▶ _Data supplied_:

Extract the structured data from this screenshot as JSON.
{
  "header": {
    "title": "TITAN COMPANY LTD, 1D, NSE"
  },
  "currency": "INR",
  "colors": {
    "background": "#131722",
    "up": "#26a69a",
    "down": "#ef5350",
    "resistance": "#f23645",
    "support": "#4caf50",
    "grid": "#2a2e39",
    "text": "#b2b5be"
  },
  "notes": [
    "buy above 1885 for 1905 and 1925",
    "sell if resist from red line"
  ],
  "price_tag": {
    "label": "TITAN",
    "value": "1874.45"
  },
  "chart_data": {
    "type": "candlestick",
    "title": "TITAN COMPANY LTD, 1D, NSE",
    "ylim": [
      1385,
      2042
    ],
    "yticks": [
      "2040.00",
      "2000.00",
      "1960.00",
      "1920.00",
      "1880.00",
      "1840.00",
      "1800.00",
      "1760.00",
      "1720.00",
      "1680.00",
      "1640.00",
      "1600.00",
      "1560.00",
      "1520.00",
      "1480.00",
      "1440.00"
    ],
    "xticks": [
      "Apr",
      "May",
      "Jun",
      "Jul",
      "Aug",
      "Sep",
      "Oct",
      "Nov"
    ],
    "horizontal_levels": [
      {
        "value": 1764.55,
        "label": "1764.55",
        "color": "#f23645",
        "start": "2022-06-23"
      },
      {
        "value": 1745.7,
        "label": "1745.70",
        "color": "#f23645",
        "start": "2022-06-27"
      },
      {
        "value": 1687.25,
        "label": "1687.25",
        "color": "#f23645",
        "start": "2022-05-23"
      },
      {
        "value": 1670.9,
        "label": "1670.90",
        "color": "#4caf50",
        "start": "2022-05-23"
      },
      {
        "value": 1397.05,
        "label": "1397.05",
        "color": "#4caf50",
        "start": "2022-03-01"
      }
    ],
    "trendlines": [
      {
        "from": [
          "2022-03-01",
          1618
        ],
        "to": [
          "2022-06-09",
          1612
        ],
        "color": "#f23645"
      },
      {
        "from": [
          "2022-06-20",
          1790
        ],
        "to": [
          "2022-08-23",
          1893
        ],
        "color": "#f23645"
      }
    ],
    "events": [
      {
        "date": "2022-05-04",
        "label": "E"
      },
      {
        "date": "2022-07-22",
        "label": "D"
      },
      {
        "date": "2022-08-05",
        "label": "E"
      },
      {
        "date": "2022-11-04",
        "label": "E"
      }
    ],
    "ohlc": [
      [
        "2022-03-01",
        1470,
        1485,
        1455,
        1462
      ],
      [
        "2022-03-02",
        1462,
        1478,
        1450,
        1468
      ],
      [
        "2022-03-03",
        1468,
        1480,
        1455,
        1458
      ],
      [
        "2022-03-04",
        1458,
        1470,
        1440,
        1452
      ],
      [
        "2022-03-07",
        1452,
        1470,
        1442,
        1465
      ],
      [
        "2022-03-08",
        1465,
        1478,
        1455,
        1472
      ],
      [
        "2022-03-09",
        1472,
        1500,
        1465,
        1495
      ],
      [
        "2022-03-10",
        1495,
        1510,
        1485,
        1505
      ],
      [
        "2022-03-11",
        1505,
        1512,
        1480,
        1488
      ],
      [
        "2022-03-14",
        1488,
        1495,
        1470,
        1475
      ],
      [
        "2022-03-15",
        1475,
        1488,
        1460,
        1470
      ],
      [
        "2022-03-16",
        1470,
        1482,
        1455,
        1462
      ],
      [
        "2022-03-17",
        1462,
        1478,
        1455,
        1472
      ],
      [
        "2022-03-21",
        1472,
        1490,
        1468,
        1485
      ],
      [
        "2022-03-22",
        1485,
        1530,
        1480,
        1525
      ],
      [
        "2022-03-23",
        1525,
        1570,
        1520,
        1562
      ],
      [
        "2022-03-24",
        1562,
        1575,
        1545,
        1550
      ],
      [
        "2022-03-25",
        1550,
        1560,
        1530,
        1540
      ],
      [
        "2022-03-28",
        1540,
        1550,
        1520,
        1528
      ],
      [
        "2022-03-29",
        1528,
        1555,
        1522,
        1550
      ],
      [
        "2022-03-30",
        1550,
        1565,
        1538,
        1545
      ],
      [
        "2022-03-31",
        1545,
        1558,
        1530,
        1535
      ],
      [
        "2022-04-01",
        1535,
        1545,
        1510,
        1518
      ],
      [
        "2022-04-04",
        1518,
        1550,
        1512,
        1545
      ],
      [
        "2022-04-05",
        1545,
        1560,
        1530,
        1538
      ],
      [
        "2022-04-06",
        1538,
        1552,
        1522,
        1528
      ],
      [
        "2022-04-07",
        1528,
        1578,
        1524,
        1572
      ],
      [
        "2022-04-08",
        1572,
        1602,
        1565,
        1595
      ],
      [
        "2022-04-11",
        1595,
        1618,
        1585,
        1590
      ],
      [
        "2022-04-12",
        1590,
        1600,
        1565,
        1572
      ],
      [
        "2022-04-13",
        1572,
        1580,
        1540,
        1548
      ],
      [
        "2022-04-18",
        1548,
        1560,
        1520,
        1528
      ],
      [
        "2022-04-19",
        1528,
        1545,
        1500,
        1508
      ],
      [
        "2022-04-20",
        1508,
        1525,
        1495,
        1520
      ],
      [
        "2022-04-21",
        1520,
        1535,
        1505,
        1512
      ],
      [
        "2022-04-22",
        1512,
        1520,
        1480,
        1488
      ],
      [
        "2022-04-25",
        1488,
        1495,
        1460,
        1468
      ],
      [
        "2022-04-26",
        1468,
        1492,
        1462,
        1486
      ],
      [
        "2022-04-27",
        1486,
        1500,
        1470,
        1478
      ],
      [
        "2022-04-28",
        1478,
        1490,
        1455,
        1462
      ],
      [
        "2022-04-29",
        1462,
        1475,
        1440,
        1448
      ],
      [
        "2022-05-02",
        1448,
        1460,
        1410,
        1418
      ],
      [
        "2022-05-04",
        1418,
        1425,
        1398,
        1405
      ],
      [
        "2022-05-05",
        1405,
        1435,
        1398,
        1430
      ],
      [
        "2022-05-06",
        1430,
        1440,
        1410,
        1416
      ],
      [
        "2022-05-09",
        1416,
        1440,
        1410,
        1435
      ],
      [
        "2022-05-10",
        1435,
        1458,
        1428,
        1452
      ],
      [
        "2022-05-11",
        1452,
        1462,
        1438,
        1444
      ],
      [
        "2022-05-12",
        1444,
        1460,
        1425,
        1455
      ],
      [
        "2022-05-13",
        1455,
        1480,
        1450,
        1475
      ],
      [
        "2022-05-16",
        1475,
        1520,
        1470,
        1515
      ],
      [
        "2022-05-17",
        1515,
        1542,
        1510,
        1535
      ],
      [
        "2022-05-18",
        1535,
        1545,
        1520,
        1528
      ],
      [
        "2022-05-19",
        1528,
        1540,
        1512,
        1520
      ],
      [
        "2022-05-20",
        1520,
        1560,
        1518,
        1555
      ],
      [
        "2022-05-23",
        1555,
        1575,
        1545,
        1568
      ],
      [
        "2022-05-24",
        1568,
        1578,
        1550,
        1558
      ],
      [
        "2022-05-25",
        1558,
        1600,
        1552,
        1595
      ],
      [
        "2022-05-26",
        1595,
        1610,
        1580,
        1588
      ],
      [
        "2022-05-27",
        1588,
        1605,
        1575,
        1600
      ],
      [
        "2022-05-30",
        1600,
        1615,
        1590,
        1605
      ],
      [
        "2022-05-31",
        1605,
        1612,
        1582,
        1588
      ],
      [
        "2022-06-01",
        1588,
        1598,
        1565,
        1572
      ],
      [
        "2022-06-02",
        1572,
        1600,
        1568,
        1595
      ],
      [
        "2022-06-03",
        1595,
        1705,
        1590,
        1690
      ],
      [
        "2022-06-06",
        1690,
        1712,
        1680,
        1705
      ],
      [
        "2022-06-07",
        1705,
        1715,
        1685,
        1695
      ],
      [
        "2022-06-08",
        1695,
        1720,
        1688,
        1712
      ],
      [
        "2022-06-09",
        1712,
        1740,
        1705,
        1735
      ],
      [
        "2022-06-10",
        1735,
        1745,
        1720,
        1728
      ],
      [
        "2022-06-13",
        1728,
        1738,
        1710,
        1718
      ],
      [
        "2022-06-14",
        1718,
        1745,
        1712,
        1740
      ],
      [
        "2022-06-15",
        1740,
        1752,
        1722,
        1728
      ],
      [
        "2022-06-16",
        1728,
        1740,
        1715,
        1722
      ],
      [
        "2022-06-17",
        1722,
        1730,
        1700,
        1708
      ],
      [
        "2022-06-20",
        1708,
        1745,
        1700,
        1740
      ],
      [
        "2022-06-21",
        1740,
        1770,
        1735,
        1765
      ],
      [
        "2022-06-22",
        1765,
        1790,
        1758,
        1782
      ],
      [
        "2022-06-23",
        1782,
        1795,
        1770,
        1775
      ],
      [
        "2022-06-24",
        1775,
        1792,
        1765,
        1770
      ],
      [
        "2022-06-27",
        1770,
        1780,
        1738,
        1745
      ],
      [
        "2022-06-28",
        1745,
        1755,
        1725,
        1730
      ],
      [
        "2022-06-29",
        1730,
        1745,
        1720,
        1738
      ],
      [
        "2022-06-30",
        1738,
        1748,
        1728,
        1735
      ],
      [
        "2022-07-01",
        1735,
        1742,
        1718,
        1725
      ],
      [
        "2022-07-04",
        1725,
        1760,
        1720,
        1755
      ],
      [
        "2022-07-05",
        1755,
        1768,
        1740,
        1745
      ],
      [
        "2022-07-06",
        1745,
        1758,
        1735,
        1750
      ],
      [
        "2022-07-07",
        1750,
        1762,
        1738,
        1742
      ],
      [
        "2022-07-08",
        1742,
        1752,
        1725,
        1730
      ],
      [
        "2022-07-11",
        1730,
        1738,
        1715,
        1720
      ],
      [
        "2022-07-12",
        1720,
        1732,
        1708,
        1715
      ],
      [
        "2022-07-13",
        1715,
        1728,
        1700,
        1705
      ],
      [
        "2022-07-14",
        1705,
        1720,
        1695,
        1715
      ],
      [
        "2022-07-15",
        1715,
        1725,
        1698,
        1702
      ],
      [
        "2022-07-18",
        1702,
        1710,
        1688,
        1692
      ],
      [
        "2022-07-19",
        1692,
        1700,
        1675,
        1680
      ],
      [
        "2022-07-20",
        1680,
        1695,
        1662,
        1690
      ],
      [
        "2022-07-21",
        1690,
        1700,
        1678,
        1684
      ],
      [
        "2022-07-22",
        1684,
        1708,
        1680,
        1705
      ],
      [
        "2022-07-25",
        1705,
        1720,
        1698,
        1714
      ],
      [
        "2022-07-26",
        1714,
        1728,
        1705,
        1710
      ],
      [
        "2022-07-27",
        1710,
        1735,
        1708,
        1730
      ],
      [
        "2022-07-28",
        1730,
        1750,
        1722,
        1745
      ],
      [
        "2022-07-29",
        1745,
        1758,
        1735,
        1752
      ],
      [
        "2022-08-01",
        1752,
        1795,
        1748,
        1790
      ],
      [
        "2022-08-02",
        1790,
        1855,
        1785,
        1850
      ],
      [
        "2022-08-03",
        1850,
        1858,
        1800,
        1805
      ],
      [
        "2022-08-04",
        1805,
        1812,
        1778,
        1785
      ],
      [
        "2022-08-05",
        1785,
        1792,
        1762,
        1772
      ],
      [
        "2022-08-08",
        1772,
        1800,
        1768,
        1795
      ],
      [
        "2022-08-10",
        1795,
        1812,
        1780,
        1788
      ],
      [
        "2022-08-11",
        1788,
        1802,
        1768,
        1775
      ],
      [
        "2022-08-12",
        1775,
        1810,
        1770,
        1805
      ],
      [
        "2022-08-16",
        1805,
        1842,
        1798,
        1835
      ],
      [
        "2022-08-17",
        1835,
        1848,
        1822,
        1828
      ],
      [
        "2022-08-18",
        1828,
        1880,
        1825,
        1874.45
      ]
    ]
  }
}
==
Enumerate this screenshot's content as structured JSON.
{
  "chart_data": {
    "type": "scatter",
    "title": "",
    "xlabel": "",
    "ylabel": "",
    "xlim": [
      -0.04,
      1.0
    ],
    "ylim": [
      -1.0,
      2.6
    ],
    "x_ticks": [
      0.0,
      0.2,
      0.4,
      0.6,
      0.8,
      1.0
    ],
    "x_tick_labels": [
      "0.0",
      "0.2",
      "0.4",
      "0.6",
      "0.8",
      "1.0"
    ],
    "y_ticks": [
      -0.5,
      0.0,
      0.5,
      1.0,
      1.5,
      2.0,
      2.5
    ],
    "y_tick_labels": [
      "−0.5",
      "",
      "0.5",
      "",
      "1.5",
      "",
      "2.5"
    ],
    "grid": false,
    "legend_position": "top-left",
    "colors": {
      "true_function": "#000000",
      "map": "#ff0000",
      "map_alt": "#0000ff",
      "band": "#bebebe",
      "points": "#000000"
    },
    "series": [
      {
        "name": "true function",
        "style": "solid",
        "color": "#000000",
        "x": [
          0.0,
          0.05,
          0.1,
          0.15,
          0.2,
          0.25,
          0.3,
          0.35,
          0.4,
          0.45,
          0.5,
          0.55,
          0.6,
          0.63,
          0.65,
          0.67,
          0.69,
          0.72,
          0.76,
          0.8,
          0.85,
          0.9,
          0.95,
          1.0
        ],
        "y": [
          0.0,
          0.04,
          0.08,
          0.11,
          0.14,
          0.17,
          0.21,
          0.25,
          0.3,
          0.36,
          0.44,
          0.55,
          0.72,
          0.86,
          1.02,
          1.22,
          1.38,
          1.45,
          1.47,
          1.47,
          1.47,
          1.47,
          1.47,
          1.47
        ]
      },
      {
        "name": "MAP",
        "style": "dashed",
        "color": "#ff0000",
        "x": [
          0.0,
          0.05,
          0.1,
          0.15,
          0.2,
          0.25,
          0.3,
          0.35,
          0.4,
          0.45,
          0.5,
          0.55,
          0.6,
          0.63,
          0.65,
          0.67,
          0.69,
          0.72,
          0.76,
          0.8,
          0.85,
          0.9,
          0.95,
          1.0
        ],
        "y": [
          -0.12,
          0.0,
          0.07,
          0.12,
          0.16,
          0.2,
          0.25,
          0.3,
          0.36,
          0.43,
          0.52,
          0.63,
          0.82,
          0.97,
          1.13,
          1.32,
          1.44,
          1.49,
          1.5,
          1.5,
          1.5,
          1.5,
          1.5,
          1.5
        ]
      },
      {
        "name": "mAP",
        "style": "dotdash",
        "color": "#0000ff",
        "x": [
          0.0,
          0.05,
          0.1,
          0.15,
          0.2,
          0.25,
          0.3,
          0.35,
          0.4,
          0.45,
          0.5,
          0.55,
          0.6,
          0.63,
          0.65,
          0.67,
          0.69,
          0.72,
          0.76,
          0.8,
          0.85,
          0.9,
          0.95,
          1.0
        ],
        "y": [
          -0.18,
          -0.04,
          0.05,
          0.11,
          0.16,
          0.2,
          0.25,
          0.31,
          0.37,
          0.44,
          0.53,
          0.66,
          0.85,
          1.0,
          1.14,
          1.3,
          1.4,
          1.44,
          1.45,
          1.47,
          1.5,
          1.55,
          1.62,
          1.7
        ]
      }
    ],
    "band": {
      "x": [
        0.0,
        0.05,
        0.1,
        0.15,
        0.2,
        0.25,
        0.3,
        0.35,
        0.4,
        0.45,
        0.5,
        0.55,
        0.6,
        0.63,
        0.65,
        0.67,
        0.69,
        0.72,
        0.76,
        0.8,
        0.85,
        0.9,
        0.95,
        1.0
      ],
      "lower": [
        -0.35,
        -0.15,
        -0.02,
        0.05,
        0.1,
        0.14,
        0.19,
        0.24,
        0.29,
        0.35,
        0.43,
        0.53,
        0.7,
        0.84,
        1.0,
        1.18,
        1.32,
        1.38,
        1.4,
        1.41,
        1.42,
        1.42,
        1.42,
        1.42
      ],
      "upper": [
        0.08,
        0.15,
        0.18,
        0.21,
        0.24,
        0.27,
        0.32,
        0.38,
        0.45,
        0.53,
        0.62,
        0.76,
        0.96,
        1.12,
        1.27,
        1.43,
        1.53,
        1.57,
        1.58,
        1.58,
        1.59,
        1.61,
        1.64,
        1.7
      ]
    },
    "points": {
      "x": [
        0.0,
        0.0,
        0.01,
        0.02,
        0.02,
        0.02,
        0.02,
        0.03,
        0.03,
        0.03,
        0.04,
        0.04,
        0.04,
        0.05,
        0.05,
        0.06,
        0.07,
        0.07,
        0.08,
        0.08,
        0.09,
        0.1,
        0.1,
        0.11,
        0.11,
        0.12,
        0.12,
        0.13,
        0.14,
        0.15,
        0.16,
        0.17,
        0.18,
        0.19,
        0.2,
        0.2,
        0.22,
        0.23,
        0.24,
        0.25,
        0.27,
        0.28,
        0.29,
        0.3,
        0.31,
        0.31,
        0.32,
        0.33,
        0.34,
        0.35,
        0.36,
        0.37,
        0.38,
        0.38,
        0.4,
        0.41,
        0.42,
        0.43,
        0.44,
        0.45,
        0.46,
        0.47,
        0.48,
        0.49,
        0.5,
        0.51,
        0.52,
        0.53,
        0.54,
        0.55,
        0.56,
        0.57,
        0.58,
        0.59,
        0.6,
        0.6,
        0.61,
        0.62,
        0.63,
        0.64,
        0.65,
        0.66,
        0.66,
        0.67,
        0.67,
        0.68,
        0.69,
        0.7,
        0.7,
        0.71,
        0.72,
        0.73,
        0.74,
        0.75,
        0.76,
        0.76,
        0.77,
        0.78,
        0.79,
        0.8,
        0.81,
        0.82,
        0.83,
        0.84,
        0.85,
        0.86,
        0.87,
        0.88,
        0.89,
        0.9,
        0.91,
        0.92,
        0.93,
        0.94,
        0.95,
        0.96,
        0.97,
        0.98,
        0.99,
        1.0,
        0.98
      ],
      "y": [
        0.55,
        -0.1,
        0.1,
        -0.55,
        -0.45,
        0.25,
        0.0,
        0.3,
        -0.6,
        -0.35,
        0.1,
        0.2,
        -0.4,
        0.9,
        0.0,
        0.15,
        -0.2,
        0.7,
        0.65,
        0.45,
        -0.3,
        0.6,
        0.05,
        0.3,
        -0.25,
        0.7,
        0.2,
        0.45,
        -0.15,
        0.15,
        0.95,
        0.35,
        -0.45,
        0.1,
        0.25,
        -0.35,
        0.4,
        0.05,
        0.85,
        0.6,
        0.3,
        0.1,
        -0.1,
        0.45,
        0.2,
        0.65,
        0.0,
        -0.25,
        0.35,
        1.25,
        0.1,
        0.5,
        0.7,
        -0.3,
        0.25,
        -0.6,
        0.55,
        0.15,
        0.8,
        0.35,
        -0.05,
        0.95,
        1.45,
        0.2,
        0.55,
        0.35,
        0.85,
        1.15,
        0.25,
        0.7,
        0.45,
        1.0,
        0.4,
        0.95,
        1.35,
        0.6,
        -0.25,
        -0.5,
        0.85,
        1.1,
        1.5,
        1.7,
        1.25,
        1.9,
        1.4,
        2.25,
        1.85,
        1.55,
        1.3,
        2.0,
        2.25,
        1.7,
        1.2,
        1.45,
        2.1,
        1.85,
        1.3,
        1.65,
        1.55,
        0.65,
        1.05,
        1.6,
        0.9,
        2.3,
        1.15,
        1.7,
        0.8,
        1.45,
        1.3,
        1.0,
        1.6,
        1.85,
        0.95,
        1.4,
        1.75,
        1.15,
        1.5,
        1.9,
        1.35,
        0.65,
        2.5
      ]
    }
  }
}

▶ _To be done_:
Only the number is wanted: how many lines of the data contain the word "structured"?

▶ _Written answer_:
2